Exercise prompt | Count how many lines of the data below contain the string "text"; the reply should be that number alone.

* START Data for this task *

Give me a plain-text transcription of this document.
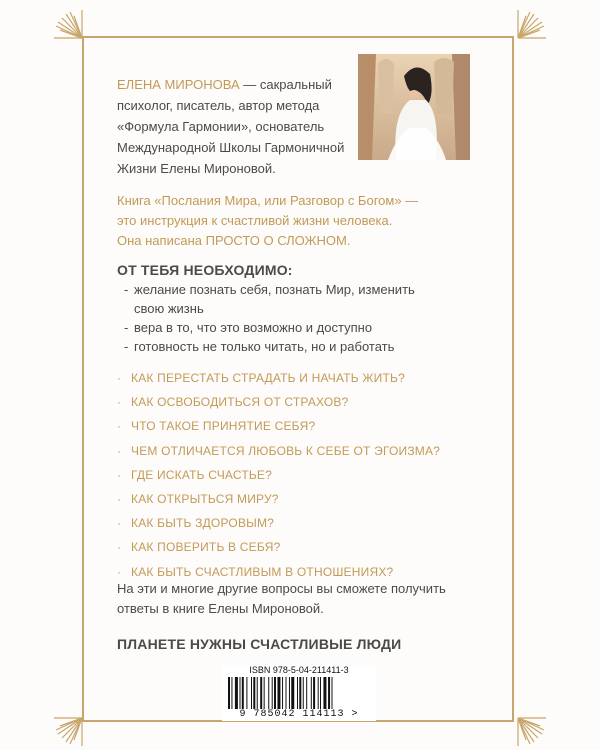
ЕЛЕНА МИРОНОВА — сакральный психолог, писатель, автор метода «Формула Гармонии», основатель Международной Школы Гармоничной Жизни Елены Мироновой.
Книга «Послания Мира, или Разговор с Богом» —
это инструкция к счастливой жизни человека.
Она написана ПРОСТО О СЛОЖНОМ.
ОТ ТЕБЯ НЕОБХОДИМО:
- желание познать себя, познать Мир, изменить свою жизнь
- вера в то, что это возможно и доступно
- готовность не только читать, но и работать
· КАК ПЕРЕСТАТЬ СТРАДАТЬ И НАЧАТЬ ЖИТЬ?
· КАК ОСВОБОДИТЬСЯ ОТ СТРАХОВ?
· ЧТО ТАКОЕ ПРИНЯТИЕ СЕБЯ?
· ЧЕМ ОТЛИЧАЕТСЯ ЛЮБОВЬ К СЕБЕ ОТ ЭГОИЗМА?
· ГДЕ ИСКАТЬ СЧАСТЬЕ?
· КАК ОТКРЫТЬСЯ МИРУ?
· КАК БЫТЬ ЗДОРОВЫМ?
· КАК ПОВЕРИТЬ В СЕБЯ?
· КАК БЫТЬ СЧАСТЛИВЫМ В ОТНОШЕНИЯХ?
На эти и многие другие вопросы вы сможете получить
ответы в книге Елены Мироновой.
ПЛАНЕТЕ НУЖНЫ СЧАСТЛИВЫЕ ЛЮДИ
ISBN 978-5-04-211411-3
9 785042 114113 >
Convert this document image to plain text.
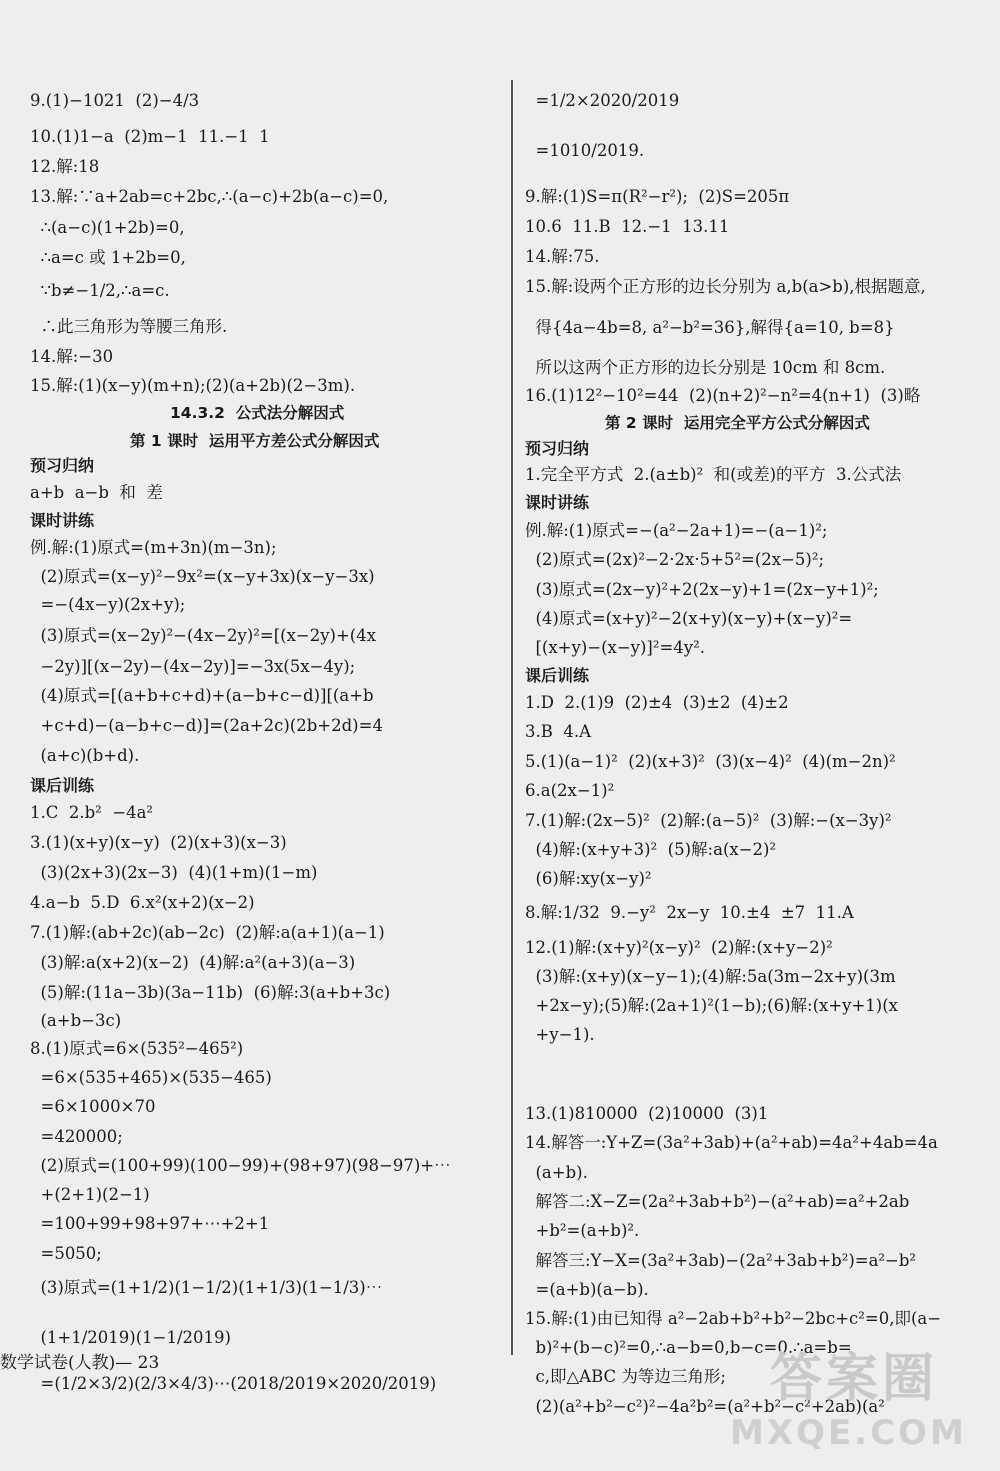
9.(1)−1021  (2)−4/3
10.(1)1−a  (2)m−1  11.−1  1
12.解:18
13.解:∵a+2ab=c+2bc,∴(a−c)+2b(a−c)=0,
∴(a−c)(1+2b)=0,
∴a=c 或 1+2b=0,
∵b≠−1/2,∴a=c.
∴此三角形为等腰三角形.
14.解:−30
15.解:(1)(x−y)(m+n);(2)(a+2b)(2−3m).
14.3.2  公式法分解因式
第 1 课时  运用平方差公式分解因式
预习归纳
a+b  a−b  和  差
课时讲练
例.解:(1)原式=(m+3n)(m−3n);
(2)原式=(x−y)²−9x²=(x−y+3x)(x−y−3x)
=−(4x−y)(2x+y);
(3)原式=(x−2y)²−(4x−2y)²=[(x−2y)+(4x
−2y)][(x−2y)−(4x−2y)]=−3x(5x−4y);
(4)原式=[(a+b+c+d)+(a−b+c−d)][(a+b
+c+d)−(a−b+c−d)]=(2a+2c)(2b+2d)=4
(a+c)(b+d).
课后训练
1.C  2.b²  −4a²
3.(1)(x+y)(x−y)  (2)(x+3)(x−3)
(3)(2x+3)(2x−3)  (4)(1+m)(1−m)
4.a−b  5.D  6.x²(x+2)(x−2)
7.(1)解:(ab+2c)(ab−2c)  (2)解:a(a+1)(a−1)
(3)解:a(x+2)(x−2)  (4)解:a²(a+3)(a−3)
(5)解:(11a−3b)(3a−11b)  (6)解:3(a+b+3c)
(a+b−3c)
8.(1)原式=6×(535²−465²)
=6×(535+465)×(535−465)
=6×1000×70
=420000;
(2)原式=(100+99)(100−99)+(98+97)(98−97)+⋯
+(2+1)(2−1)
=100+99+98+97+⋯+2+1
=5050;
(3)原式=(1+1/2)(1−1/2)(1+1/3)(1−1/3)⋯
(1+1/2019)(1−1/2019)
=(1/2×3/2)(2/3×4/3)⋯(2018/2019×2020/2019)
=1/2×2020/2019
=1010/2019.
9.解:(1)S=π(R²−r²);  (2)S=205π
10.6  11.B  12.−1  13.11
14.解:75.
15.解:设两个正方形的边长分别为 a,b(a>b),根据题意,
得{4a−4b=8, a²−b²=36},解得{a=10, b=8}
所以这两个正方形的边长分别是 10cm 和 8cm.
16.(1)12²−10²=44  (2)(n+2)²−n²=4(n+1)  (3)略
第 2 课时  运用完全平方公式分解因式
预习归纳
1.完全平方式  2.(a±b)²  和(或差)的平方  3.公式法
课时讲练
例.解:(1)原式=−(a²−2a+1)=−(a−1)²;
(2)原式=(2x)²−2·2x·5+5²=(2x−5)²;
(3)原式=(2x−y)²+2(2x−y)+1=(2x−y+1)²;
(4)原式=(x+y)²−2(x+y)(x−y)+(x−y)²=
[(x+y)−(x−y)]²=4y².
课后训练
1.D  2.(1)9  (2)±4  (3)±2  (4)±2
3.B  4.A
5.(1)(a−1)²  (2)(x+3)²  (3)(x−4)²  (4)(m−2n)²
6.a(2x−1)²
7.(1)解:(2x−5)²  (2)解:(a−5)²  (3)解:−(x−3y)²
(4)解:(x+y+3)²  (5)解:a(x−2)²
(6)解:xy(x−y)²
8.解:1/32  9.−y²  2x−y  10.±4  ±7  11.A
12.(1)解:(x+y)²(x−y)²  (2)解:(x+y−2)²
(3)解:(x+y)(x−y−1);(4)解:5a(3m−2x+y)(3m
+2x−y);(5)解:(2a+1)²(1−b);(6)解:(x+y+1)(x
+y−1).
13.(1)810000  (2)10000  (3)1
14.解答一:Y+Z=(3a²+3ab)+(a²+ab)=4a²+4ab=4a
(a+b).
解答二:X−Z=(2a²+3ab+b²)−(a²+ab)=a²+2ab
+b²=(a+b)².
解答三:Y−X=(3a²+3ab)−(2a²+3ab+b²)=a²−b²
=(a+b)(a−b).
15.解:(1)由已知得 a²−2ab+b²+b²−2bc+c²=0,即(a−
b)²+(b−c)²=0,∴a−b=0,b−c=0.∴a=b=
c,即△ABC 为等边三角形;
(2)(a²+b²−c²)²−4a²b²=(a²+b²−c²+2ab)(a²
数学试卷(人教)— 23	答案圈
MXQE.COM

* END Data for this task *

Result of the exercise | 2